§ Exercise:
Below are records. Copy every line with "balancing" in it.
● ● ● ●
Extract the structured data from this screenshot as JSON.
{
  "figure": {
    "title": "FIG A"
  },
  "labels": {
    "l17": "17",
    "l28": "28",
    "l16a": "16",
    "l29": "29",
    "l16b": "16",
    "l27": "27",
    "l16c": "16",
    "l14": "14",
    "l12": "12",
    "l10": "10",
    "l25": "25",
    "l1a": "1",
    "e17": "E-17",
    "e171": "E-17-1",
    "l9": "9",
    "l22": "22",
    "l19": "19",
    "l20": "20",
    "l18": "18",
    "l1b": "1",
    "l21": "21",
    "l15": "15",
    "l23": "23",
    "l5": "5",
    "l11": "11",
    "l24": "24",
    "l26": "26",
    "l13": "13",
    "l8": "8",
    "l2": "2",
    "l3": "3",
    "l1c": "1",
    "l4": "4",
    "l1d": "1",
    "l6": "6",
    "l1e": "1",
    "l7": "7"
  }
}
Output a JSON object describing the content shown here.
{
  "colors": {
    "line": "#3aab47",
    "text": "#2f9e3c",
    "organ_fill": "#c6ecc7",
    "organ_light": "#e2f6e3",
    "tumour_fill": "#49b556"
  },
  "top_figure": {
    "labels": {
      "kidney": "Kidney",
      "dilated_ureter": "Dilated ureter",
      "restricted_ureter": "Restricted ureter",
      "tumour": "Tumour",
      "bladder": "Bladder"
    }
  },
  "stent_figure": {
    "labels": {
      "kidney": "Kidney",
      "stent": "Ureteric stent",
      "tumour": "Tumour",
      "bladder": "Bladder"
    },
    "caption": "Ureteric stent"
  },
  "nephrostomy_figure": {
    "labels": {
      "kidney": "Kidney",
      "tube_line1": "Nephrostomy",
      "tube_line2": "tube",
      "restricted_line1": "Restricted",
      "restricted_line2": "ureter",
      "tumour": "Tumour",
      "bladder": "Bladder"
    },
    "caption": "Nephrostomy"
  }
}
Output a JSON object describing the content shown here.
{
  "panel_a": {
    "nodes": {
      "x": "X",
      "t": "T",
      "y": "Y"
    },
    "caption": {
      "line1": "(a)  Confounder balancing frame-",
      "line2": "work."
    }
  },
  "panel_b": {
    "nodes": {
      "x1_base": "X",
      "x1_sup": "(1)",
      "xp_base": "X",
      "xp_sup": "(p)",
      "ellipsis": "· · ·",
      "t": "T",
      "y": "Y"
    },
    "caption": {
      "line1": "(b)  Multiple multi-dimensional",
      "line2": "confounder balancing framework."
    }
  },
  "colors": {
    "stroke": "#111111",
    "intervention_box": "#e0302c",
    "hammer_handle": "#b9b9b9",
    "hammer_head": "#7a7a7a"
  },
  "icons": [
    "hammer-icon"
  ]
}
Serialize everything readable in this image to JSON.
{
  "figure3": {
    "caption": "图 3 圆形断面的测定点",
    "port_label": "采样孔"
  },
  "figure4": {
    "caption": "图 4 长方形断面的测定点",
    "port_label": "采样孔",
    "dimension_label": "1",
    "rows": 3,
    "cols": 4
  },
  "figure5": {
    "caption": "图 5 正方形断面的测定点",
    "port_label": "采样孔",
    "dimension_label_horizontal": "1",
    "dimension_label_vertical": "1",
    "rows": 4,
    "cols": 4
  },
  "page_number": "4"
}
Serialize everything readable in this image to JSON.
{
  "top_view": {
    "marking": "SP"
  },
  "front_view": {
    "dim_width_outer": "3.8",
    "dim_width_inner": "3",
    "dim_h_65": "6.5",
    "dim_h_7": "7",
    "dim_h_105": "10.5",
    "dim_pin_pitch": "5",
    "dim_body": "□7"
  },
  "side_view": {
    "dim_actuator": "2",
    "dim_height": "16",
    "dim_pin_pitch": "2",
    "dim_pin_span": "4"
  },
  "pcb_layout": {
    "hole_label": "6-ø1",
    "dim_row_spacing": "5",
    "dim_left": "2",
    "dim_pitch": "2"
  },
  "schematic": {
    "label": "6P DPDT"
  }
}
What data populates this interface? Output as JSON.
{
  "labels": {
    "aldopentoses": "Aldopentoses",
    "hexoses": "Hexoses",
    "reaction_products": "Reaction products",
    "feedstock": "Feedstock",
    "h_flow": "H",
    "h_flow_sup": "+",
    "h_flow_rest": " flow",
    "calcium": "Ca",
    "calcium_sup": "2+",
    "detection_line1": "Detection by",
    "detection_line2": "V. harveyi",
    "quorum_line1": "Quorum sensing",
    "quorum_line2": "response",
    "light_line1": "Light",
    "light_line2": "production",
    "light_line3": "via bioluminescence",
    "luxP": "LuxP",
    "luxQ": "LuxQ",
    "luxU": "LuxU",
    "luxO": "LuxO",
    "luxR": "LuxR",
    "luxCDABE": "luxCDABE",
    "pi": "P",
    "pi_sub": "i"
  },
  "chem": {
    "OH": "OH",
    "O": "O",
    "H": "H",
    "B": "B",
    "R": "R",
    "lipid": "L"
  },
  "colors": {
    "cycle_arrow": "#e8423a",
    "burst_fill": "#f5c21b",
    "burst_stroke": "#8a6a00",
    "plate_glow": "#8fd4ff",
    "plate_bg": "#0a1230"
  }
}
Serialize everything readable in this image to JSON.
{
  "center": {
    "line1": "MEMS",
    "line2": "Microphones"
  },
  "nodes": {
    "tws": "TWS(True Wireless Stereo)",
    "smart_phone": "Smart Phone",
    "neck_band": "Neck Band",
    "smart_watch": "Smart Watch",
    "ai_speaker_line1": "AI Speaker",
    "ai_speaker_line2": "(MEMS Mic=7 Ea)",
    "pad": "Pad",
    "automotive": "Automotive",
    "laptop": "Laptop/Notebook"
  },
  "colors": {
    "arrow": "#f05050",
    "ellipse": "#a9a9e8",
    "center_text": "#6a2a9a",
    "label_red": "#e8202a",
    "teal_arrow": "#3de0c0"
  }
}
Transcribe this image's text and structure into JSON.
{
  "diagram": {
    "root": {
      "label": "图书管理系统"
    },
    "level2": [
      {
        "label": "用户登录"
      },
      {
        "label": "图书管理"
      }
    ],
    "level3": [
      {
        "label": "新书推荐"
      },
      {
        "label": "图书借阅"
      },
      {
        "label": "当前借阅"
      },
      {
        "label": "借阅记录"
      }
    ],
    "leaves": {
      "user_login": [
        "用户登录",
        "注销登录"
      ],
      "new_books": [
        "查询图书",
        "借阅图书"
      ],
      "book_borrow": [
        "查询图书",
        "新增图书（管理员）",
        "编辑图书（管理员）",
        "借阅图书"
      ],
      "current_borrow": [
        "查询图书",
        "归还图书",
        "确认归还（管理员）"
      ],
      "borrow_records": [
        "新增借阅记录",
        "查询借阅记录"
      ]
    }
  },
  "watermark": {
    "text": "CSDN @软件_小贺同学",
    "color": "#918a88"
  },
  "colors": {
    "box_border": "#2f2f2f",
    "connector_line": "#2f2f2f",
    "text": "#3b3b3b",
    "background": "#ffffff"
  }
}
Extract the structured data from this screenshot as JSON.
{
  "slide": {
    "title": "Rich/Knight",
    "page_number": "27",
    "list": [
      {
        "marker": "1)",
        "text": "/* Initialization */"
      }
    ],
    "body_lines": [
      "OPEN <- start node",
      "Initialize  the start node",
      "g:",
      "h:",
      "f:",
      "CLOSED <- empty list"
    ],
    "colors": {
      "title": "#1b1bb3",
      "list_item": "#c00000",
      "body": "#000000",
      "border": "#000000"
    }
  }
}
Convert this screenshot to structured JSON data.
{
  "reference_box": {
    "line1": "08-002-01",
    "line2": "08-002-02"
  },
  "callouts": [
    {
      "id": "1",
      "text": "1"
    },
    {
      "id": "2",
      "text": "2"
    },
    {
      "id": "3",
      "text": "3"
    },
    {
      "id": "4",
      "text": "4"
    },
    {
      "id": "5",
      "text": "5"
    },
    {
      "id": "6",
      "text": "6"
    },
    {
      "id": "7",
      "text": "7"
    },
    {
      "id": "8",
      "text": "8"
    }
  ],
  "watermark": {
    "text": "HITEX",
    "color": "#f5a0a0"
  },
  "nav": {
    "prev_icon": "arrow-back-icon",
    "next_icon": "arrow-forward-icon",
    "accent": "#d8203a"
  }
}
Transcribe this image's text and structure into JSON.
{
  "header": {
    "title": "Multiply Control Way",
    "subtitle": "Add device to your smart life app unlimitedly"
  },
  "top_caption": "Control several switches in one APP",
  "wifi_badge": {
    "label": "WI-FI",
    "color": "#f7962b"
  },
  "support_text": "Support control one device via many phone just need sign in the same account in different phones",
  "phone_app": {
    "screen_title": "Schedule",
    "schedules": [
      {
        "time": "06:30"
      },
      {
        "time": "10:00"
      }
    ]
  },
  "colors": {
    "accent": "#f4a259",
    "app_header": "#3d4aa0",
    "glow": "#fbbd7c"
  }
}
● ● ● ●
§ Solution to this exercise:
      "line1": "(a)  Confounder balancing frame-",
      "line2": "confounder balancing framework."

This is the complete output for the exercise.